▶ _PROBLEM_
Copy each line of the entries beneath that contains the word "shadow".

▶ _DATA EXTRACT_

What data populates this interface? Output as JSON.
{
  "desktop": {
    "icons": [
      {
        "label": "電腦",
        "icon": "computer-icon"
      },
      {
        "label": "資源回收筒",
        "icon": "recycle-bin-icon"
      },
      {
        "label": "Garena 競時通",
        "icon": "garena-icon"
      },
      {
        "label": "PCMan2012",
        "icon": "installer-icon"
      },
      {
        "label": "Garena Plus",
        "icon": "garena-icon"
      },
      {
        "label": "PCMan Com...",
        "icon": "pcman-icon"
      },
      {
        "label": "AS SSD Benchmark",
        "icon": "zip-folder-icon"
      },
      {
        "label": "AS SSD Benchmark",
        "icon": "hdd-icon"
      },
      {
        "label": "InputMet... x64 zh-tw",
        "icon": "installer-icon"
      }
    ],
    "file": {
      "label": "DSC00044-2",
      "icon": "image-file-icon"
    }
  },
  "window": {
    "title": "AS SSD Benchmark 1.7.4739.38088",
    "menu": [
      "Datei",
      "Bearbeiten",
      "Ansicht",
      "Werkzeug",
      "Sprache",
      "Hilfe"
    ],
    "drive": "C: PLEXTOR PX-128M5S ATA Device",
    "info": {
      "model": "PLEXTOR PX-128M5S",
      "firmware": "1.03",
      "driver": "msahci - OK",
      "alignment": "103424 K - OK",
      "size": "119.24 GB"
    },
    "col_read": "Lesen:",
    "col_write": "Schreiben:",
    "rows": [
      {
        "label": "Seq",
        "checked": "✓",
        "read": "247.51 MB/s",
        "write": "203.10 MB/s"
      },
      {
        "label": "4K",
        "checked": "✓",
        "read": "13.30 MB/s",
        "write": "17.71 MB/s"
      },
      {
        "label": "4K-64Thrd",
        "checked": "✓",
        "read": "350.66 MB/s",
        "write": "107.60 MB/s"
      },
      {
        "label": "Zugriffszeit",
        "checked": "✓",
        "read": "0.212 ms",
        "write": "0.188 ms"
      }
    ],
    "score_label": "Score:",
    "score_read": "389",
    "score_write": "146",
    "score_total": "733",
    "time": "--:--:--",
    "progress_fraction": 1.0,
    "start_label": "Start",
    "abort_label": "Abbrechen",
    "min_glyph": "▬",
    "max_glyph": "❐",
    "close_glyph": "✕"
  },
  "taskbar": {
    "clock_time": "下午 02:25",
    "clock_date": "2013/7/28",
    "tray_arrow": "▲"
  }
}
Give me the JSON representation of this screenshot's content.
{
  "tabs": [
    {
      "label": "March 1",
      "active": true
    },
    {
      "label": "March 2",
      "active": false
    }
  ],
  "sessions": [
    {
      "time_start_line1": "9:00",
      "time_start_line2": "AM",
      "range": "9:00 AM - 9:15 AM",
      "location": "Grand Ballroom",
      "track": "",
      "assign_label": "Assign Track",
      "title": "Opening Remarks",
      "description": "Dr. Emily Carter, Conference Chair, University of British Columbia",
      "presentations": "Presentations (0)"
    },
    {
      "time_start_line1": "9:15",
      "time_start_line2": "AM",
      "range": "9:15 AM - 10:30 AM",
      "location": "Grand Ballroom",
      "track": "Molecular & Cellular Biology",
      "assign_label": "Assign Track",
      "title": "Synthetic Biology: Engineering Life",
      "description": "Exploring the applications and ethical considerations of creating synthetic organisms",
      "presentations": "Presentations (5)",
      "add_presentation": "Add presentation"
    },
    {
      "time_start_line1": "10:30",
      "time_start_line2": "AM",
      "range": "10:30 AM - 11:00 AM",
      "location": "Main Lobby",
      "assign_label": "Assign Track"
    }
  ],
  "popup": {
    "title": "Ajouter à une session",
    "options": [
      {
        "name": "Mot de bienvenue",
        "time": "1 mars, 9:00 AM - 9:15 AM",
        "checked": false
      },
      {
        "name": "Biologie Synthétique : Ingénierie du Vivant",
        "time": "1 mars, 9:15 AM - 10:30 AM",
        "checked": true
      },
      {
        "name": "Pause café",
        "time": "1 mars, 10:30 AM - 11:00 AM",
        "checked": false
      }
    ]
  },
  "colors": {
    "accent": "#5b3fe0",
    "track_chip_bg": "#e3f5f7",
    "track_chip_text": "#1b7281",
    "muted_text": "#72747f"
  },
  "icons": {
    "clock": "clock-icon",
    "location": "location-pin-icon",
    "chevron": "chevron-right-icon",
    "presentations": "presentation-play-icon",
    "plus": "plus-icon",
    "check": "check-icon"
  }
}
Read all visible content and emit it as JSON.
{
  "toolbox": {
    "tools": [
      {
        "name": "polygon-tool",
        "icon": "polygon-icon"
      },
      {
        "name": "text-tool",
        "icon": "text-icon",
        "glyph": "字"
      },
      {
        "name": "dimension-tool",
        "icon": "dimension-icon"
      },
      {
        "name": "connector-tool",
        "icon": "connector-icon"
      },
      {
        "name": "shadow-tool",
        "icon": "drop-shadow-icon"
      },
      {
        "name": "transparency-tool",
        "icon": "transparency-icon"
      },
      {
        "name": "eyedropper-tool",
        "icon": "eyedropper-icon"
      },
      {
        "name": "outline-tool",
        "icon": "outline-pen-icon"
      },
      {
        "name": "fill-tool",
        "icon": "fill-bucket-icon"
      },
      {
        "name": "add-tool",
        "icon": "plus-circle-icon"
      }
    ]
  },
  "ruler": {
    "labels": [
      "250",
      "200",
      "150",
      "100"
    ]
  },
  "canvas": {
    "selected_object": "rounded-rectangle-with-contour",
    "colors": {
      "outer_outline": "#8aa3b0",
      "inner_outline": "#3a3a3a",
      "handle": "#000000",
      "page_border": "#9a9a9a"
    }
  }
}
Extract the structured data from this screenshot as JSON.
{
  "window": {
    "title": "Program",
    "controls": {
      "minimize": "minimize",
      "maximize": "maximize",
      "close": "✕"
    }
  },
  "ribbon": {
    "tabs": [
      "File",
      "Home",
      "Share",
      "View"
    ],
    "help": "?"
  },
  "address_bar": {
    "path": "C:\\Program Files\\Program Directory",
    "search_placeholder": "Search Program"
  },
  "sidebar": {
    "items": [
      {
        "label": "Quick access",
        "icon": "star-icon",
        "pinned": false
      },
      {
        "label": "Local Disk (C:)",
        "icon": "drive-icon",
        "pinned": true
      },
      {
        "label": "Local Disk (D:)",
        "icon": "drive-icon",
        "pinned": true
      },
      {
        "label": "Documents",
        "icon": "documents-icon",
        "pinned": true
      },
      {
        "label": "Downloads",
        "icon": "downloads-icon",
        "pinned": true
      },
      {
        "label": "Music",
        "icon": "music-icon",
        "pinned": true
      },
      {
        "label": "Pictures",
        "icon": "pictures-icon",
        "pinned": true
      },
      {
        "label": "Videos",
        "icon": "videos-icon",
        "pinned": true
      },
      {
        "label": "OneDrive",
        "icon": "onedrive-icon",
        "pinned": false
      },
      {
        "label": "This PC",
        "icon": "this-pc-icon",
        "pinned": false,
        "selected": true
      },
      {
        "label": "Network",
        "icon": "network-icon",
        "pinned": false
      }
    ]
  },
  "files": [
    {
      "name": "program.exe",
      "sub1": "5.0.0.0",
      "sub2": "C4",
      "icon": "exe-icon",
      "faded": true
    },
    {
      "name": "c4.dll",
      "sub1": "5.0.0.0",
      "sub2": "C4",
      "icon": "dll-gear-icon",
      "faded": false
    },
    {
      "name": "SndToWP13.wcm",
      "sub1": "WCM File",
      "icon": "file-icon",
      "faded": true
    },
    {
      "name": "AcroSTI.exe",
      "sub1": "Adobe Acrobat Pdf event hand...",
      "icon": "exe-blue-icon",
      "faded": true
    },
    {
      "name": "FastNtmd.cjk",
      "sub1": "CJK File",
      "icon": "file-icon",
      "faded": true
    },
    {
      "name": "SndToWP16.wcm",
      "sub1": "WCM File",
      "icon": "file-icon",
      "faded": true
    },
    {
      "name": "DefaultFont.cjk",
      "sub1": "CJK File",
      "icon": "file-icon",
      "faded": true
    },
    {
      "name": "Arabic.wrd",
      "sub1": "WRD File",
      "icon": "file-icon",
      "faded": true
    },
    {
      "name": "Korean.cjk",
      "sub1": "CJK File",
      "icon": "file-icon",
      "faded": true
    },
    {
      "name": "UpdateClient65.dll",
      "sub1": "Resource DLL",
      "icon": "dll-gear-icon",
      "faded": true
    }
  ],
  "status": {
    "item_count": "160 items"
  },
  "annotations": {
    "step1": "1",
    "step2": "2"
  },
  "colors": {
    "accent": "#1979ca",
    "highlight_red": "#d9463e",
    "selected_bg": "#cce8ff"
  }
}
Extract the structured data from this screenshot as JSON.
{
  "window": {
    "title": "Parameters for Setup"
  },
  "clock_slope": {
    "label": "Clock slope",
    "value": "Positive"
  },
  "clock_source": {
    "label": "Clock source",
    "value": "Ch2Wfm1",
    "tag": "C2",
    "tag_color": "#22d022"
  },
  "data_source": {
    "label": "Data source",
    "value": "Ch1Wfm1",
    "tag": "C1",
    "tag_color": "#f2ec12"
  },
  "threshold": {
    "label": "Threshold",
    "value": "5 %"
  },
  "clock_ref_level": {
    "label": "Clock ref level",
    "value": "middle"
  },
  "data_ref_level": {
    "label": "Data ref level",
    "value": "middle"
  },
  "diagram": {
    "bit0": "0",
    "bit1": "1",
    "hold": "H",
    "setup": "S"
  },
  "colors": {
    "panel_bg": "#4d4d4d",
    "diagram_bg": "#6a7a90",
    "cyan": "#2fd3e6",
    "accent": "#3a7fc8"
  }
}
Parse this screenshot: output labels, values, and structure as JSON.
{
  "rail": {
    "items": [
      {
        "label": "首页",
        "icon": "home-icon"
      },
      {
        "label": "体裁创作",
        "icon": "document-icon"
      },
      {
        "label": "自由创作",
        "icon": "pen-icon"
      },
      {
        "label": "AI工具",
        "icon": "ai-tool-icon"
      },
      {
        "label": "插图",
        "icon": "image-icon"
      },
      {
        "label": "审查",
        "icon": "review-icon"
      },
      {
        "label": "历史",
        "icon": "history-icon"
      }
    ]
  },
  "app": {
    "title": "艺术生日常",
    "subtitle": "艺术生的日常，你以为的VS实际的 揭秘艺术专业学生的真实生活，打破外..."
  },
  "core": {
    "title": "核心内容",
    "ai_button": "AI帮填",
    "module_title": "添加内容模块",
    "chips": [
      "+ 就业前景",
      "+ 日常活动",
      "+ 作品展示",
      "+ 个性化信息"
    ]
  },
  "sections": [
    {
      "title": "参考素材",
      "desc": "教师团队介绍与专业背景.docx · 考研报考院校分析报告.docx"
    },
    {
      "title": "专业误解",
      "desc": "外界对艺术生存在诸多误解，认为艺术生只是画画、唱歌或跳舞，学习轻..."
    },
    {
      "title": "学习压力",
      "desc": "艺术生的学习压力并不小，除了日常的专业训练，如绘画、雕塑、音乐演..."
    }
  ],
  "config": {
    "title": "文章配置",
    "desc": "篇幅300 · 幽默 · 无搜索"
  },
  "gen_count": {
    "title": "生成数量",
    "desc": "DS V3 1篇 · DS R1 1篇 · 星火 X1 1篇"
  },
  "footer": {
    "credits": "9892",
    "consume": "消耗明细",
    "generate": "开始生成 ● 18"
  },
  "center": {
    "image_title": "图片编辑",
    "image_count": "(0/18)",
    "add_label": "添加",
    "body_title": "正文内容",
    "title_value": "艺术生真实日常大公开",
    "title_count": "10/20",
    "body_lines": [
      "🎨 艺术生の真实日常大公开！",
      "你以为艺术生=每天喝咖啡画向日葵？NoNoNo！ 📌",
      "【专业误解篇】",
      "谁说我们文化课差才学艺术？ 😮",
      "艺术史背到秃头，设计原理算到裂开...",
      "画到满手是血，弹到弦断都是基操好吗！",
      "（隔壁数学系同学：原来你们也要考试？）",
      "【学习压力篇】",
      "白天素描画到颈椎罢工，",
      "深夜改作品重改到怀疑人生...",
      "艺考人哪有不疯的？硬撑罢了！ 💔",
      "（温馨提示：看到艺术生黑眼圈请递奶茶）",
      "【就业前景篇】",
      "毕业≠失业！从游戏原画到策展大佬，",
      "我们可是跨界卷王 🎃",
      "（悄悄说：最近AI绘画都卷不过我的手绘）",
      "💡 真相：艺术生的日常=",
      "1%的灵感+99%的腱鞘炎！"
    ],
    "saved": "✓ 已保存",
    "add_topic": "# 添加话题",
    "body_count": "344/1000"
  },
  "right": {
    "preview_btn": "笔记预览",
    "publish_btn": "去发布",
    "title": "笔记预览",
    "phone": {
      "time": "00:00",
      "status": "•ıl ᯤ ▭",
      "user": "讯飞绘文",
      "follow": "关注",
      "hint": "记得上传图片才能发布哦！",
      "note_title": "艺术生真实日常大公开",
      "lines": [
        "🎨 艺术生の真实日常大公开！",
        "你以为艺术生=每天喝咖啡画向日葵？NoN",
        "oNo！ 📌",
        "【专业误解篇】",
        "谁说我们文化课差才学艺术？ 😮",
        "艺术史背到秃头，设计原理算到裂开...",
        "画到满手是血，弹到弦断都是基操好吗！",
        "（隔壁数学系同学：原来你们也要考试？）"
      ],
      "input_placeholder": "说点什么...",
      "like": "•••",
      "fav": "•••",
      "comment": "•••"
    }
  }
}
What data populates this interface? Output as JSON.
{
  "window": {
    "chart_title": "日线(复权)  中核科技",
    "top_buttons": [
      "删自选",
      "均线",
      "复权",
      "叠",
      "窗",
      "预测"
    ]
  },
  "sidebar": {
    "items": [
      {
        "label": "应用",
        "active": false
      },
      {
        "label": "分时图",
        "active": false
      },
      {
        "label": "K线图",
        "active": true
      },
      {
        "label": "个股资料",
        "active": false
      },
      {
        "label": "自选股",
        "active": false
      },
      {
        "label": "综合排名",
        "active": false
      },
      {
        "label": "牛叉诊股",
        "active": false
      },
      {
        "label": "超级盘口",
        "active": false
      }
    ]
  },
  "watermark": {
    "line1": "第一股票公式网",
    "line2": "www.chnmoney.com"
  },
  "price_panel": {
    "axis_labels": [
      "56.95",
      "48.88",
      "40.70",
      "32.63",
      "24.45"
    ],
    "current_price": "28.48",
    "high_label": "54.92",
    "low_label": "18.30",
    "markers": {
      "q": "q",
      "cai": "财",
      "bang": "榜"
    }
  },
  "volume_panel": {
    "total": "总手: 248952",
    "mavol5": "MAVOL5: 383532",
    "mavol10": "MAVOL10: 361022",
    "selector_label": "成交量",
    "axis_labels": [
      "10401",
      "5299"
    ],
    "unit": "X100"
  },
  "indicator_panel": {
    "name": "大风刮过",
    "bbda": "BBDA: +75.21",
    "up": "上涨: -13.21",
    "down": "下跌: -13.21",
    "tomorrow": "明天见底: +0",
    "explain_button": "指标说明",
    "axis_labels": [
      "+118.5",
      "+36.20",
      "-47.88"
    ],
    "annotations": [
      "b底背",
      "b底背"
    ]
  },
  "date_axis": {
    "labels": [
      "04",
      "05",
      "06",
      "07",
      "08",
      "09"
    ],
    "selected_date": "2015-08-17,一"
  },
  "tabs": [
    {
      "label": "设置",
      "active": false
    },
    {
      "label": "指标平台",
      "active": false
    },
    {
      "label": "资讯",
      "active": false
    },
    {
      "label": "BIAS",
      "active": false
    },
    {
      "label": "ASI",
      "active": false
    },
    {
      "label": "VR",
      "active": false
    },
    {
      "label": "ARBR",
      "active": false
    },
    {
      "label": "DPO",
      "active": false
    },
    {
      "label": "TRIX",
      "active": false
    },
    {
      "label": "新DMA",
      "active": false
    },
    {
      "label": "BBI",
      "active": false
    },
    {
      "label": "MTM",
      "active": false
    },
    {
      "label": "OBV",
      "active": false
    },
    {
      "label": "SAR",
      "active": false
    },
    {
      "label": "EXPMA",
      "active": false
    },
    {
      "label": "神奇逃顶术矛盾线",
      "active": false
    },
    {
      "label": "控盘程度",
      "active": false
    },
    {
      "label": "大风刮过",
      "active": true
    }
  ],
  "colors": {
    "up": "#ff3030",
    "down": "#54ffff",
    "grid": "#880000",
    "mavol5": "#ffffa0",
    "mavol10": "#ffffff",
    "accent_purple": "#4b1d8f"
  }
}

▶ _WRITTEN RESPONSE_
        "name": "shadow-tool",
        "icon": "drop-shadow-icon"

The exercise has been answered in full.